┏━━
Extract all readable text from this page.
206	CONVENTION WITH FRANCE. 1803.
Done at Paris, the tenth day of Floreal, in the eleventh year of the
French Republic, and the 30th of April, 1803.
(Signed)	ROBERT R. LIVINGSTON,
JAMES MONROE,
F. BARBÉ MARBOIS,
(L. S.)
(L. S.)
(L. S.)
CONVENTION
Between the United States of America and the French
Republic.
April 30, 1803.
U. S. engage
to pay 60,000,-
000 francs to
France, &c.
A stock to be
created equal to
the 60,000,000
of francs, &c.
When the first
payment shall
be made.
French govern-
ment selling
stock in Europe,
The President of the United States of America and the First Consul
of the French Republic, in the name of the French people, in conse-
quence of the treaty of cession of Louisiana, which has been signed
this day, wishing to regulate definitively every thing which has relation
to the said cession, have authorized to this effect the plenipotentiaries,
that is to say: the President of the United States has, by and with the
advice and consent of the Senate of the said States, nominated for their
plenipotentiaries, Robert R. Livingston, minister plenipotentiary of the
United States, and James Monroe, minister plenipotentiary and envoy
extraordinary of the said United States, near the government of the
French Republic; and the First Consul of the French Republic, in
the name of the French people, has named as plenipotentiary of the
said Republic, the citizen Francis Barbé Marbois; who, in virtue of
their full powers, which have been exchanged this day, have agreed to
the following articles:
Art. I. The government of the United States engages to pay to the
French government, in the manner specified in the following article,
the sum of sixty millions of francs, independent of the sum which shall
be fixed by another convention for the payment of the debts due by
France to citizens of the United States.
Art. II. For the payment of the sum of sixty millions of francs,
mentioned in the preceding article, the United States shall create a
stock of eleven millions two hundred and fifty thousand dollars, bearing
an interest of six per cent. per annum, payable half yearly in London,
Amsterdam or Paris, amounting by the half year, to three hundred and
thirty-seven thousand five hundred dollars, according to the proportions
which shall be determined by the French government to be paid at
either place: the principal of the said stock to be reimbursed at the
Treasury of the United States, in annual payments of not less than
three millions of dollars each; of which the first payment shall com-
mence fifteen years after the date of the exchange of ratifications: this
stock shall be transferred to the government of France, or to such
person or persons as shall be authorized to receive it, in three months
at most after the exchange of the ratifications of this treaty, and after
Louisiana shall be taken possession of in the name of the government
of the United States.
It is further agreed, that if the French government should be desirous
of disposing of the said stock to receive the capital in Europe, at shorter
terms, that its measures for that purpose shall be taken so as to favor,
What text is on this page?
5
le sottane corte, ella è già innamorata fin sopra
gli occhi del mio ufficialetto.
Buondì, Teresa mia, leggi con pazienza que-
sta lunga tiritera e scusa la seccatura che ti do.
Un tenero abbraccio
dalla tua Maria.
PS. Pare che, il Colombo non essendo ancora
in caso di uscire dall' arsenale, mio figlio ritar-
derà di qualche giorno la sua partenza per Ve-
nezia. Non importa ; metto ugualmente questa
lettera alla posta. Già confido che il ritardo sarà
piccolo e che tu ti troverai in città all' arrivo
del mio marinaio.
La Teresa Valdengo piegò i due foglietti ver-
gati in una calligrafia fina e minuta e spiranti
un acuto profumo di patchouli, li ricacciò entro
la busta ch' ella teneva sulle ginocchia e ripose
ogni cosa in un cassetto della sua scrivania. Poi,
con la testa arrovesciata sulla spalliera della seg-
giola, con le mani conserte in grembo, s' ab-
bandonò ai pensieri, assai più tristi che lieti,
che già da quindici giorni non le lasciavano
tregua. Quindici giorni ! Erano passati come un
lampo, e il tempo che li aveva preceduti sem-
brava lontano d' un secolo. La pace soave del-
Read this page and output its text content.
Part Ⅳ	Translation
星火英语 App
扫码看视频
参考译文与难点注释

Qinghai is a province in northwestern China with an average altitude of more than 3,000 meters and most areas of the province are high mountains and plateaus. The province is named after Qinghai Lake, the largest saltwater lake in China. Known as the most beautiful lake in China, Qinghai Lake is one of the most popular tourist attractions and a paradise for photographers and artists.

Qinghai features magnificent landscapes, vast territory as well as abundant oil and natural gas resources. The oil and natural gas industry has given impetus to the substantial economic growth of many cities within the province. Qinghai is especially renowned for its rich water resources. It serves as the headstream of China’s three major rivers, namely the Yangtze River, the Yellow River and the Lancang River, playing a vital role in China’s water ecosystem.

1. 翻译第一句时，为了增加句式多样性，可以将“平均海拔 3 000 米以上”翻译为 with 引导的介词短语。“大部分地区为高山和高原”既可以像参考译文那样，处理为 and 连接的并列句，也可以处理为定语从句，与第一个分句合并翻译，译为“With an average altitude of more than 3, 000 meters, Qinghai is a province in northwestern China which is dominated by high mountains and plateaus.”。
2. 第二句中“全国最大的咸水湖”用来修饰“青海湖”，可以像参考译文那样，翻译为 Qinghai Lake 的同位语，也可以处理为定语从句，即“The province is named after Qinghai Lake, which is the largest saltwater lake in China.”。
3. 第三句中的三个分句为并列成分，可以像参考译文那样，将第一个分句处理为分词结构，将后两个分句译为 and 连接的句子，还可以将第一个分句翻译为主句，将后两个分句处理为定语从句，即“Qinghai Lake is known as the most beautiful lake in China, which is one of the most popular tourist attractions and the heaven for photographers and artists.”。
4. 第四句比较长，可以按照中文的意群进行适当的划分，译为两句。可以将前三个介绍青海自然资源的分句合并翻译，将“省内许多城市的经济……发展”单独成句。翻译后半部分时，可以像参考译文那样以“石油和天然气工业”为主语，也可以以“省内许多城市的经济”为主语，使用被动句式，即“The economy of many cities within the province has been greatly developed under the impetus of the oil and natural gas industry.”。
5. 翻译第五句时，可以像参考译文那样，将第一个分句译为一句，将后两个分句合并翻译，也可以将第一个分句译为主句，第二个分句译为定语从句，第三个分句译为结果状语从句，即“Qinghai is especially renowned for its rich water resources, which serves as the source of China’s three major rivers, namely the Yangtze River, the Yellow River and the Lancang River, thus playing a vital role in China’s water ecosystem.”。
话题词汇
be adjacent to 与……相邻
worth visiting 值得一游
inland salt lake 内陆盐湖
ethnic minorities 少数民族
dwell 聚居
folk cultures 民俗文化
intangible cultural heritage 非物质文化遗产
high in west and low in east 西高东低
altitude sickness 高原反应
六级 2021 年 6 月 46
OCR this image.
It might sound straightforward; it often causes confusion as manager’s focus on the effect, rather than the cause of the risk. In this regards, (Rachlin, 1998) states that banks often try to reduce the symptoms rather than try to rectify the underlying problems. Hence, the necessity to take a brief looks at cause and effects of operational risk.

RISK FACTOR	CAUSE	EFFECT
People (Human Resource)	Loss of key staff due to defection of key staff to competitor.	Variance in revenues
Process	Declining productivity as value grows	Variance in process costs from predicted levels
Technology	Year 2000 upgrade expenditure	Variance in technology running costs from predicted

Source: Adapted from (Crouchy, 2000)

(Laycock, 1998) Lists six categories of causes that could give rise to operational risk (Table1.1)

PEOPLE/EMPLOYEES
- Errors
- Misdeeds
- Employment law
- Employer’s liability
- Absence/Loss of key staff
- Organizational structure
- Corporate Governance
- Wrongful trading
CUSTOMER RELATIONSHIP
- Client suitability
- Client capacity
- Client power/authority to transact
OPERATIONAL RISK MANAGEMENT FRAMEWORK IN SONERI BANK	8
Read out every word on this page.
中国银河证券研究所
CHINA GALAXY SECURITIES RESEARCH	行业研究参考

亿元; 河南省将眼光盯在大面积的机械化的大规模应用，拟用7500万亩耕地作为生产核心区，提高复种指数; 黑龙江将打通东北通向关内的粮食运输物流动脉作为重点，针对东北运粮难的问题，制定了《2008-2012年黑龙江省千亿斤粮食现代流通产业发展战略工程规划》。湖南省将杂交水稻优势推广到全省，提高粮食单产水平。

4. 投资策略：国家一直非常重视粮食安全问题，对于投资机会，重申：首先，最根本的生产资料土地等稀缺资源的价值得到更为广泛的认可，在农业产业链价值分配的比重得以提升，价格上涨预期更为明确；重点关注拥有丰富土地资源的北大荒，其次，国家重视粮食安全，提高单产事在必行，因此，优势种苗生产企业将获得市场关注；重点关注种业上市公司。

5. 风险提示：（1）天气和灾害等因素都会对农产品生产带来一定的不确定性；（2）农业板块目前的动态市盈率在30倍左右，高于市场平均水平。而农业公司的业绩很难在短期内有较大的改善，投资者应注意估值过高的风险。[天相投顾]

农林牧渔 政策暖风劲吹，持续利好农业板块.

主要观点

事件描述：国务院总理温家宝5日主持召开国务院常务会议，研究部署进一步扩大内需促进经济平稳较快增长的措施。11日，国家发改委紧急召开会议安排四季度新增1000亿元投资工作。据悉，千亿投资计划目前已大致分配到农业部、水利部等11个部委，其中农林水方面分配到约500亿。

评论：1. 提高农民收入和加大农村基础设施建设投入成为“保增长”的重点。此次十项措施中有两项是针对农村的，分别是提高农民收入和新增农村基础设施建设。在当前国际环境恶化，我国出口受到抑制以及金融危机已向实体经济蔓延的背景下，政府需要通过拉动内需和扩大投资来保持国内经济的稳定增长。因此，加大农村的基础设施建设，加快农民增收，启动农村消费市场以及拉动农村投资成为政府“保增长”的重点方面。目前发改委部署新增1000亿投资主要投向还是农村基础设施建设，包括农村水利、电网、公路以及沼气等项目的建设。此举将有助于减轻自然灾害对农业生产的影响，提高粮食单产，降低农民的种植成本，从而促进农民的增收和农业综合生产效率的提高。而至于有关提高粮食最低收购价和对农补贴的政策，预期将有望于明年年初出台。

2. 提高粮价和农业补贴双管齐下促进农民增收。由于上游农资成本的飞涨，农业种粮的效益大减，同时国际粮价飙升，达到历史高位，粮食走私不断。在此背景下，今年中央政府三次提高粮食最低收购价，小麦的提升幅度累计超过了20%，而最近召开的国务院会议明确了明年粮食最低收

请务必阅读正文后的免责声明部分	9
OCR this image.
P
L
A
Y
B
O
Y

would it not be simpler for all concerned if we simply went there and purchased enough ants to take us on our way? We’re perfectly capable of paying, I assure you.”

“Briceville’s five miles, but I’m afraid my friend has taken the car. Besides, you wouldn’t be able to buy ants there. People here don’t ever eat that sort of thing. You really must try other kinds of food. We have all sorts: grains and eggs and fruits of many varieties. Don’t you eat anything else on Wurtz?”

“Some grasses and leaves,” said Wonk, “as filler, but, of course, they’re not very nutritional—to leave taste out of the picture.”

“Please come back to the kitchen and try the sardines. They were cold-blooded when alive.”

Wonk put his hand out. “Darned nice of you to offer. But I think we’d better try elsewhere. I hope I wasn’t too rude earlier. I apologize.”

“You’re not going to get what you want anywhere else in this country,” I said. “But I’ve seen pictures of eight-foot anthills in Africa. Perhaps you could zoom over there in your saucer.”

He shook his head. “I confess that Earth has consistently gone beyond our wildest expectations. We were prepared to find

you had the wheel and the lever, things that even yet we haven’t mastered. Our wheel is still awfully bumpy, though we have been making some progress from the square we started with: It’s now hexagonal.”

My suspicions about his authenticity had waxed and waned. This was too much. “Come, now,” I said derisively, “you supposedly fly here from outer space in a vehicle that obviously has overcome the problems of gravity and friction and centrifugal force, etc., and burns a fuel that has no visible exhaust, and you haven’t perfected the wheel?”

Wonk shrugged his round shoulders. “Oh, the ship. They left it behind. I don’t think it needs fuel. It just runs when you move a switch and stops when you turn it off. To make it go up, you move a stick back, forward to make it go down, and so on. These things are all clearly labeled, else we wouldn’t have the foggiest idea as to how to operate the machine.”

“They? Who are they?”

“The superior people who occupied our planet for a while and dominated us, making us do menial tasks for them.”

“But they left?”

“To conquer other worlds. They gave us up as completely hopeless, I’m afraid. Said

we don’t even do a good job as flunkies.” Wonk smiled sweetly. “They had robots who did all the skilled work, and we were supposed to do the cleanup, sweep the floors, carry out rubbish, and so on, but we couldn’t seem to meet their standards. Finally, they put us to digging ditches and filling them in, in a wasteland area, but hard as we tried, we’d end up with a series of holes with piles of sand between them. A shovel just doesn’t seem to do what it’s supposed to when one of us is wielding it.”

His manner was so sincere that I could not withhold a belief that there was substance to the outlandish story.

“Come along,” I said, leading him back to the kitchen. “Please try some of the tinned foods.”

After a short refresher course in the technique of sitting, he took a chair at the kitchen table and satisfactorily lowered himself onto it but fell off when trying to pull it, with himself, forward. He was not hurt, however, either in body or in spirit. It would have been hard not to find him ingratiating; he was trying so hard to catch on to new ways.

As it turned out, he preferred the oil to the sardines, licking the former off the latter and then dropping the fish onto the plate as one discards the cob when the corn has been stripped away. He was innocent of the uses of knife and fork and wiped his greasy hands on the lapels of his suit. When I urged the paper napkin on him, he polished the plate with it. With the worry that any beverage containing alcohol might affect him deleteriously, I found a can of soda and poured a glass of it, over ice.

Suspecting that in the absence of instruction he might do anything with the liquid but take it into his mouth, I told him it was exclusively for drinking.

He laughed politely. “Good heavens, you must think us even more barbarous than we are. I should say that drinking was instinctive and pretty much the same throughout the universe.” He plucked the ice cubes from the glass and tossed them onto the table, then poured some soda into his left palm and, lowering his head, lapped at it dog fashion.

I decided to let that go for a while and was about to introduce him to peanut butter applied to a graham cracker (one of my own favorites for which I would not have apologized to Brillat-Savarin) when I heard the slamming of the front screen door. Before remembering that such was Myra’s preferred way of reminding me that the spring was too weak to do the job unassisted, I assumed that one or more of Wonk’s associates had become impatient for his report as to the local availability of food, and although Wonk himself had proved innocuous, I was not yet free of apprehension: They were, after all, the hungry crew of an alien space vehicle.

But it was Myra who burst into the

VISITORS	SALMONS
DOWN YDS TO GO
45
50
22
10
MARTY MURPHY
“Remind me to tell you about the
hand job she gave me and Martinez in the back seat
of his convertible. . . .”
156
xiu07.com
┗━━
_Your instructions:_ Look through the material above. Copy each line where the word "ratifications" appears.

_Exercise solution:_
mence fifteen years after the date of the exchange of ratifications: this
at most after the exchange of the ratifications of this treaty, and after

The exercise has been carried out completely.